Dataset records
***

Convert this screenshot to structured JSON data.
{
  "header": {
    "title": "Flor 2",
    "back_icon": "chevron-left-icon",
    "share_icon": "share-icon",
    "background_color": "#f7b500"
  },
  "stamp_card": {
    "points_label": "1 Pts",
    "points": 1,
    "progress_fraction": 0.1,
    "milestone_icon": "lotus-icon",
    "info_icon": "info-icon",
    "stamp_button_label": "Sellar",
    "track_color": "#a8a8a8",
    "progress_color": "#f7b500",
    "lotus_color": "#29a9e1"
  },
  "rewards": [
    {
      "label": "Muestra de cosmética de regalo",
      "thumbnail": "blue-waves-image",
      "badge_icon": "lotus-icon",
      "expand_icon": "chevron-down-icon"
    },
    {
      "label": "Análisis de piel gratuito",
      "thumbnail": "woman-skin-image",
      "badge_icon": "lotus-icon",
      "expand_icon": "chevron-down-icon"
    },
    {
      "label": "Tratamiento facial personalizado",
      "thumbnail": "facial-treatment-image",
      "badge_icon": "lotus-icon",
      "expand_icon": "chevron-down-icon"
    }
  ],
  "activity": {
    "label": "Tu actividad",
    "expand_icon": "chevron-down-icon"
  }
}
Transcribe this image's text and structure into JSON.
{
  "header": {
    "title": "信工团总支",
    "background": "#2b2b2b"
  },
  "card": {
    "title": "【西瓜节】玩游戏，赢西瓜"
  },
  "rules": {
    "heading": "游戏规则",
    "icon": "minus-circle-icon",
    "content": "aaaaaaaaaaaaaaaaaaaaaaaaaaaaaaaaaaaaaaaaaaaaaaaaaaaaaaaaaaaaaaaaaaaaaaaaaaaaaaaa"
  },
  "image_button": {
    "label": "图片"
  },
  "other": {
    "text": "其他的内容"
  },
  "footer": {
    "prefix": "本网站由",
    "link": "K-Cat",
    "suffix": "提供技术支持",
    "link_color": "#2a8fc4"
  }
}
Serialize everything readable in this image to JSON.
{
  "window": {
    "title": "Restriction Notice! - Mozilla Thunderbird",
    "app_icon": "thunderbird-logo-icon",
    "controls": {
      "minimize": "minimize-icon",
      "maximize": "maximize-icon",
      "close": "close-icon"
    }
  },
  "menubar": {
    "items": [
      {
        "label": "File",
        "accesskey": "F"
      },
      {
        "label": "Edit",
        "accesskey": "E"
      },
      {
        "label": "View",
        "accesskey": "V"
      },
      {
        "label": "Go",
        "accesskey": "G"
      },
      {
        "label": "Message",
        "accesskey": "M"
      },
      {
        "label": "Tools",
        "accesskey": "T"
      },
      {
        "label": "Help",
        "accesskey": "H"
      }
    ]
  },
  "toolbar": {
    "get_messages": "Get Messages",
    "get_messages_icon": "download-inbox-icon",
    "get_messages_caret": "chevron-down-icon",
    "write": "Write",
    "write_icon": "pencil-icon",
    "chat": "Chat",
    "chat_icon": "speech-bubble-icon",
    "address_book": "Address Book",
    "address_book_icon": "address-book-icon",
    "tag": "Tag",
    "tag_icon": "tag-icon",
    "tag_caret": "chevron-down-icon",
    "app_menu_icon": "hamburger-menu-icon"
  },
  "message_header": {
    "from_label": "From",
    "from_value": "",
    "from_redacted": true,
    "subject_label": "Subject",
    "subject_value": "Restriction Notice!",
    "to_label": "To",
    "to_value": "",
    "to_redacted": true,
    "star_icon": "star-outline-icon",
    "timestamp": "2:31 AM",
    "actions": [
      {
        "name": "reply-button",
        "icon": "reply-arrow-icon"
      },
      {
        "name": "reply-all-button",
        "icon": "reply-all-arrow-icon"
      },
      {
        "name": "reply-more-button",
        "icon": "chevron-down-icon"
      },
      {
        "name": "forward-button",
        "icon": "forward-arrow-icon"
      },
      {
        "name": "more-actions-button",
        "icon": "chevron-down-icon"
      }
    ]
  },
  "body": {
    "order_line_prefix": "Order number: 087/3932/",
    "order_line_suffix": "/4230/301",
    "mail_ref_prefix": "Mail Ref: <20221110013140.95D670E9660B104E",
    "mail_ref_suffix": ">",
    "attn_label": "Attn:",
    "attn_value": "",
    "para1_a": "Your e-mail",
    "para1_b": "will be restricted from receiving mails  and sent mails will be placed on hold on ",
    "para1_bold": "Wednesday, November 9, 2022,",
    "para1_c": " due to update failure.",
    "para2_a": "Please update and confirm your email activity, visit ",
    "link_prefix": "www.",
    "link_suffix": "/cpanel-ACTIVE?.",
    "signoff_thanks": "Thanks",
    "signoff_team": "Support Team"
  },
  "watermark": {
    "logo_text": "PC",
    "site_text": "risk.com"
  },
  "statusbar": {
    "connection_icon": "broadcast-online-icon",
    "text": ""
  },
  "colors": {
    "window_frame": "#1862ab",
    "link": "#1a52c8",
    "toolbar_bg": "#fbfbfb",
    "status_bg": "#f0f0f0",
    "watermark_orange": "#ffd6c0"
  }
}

***

SHORT PROBLEM
Go through the records and print each one exactly.

RESPONSE BELOW
Convert this screenshot to structured JSON data.
{
  "header": {
    "title": "Flor 2",
    "back_icon": "chevron-left-icon",
    "share_icon": "share-icon",
    "background_color": "#f7b500"
  },
  "stamp_card": {
    "points_label": "1 Pts",
    "points": 1,
    "progress_fraction": 0.1,
    "milestone_icon": "lotus-icon",
    "info_icon": "info-icon",
    "stamp_button_label": "Sellar",
    "track_color": "#a8a8a8",
    "progress_color": "#f7b500",
    "lotus_color": "#29a9e1"
  },
  "rewards": [
    {
      "label": "Muestra de cosmética de regalo",
      "thumbnail": "blue-waves-image",
      "badge_icon": "lotus-icon",
      "expand_icon": "chevron-down-icon"
    },
    {
      "label": "Análisis de piel gratuito",
      "thumbnail": "woman-skin-image",
      "badge_icon": "lotus-icon",
      "expand_icon": "chevron-down-icon"
    },
    {
      "label": "Tratamiento facial personalizado",
      "thumbnail": "facial-treatment-image",
      "badge_icon": "lotus-icon",
      "expand_icon": "chevron-down-icon"
    }
  ],
  "activity": {
    "label": "Tu actividad",
    "expand_icon": "chevron-down-icon"
  }
}
Transcribe this image's text and structure into JSON.
{
  "header": {
    "title": "信工团总支",
    "background": "#2b2b2b"
  },
  "card": {
    "title": "【西瓜节】玩游戏，赢西瓜"
  },
  "rules": {
    "heading": "游戏规则",
    "icon": "minus-circle-icon",
    "content": "aaaaaaaaaaaaaaaaaaaaaaaaaaaaaaaaaaaaaaaaaaaaaaaaaaaaaaaaaaaaaaaaaaaaaaaaaaaaaaaa"
  },
  "image_button": {
    "label": "图片"
  },
  "other": {
    "text": "其他的内容"
  },
  "footer": {
    "prefix": "本网站由",
    "link": "K-Cat",
    "suffix": "提供技术支持",
    "link_color": "#2a8fc4"
  }
}
Serialize everything readable in this image to JSON.
{
  "window": {
    "title": "Restriction Notice! - Mozilla Thunderbird",
    "app_icon": "thunderbird-logo-icon",
    "controls": {
      "minimize": "minimize-icon",
      "maximize": "maximize-icon",
      "close": "close-icon"
    }
  },
  "menubar": {
    "items": [
      {
        "label": "File",
        "accesskey": "F"
      },
      {
        "label": "Edit",
        "accesskey": "E"
      },
      {
        "label": "View",
        "accesskey": "V"
      },
      {
        "label": "Go",
        "accesskey": "G"
      },
      {
        "label": "Message",
        "accesskey": "M"
      },
      {
        "label": "Tools",
        "accesskey": "T"
      },
      {
        "label": "Help",
        "accesskey": "H"
      }
    ]
  },
  "toolbar": {
    "get_messages": "Get Messages",
    "get_messages_icon": "download-inbox-icon",
    "get_messages_caret": "chevron-down-icon",
    "write": "Write",
    "write_icon": "pencil-icon",
    "chat": "Chat",
    "chat_icon": "speech-bubble-icon",
    "address_book": "Address Book",
    "address_book_icon": "address-book-icon",
    "tag": "Tag",
    "tag_icon": "tag-icon",
    "tag_caret": "chevron-down-icon",
    "app_menu_icon": "hamburger-menu-icon"
  },
  "message_header": {
    "from_label": "From",
    "from_value": "",
    "from_redacted": true,
    "subject_label": "Subject",
    "subject_value": "Restriction Notice!",
    "to_label": "To",
    "to_value": "",
    "to_redacted": true,
    "star_icon": "star-outline-icon",
    "timestamp": "2:31 AM",
    "actions": [
      {
        "name": "reply-button",
        "icon": "reply-arrow-icon"
      },
      {
        "name": "reply-all-button",
        "icon": "reply-all-arrow-icon"
      },
      {
        "name": "reply-more-button",
        "icon": "chevron-down-icon"
      },
      {
        "name": "forward-button",
        "icon": "forward-arrow-icon"
      },
      {
        "name": "more-actions-button",
        "icon": "chevron-down-icon"
      }
    ]
  },
  "body": {
    "order_line_prefix": "Order number: 087/3932/",
    "order_line_suffix": "/4230/301",
    "mail_ref_prefix": "Mail Ref: <20221110013140.95D670E9660B104E",
    "mail_ref_suffix": ">",
    "attn_label": "Attn:",
    "attn_value": "",
    "para1_a": "Your e-mail",
    "para1_b": "will be restricted from receiving mails  and sent mails will be placed on hold on ",
    "para1_bold": "Wednesday, November 9, 2022,",
    "para1_c": " due to update failure.",
    "para2_a": "Please update and confirm your email activity, visit ",
    "link_prefix": "www.",
    "link_suffix": "/cpanel-ACTIVE?.",
    "signoff_thanks": "Thanks",
    "signoff_team": "Support Team"
  },
  "watermark": {
    "logo_text": "PC",
    "site_text": "risk.com"
  },
  "statusbar": {
    "connection_icon": "broadcast-online-icon",
    "text": ""
  },
  "colors": {
    "window_frame": "#1862ab",
    "link": "#1a52c8",
    "toolbar_bg": "#fbfbfb",
    "status_bg": "#f0f0f0",
    "watermark_orange": "#ffd6c0"
  }
}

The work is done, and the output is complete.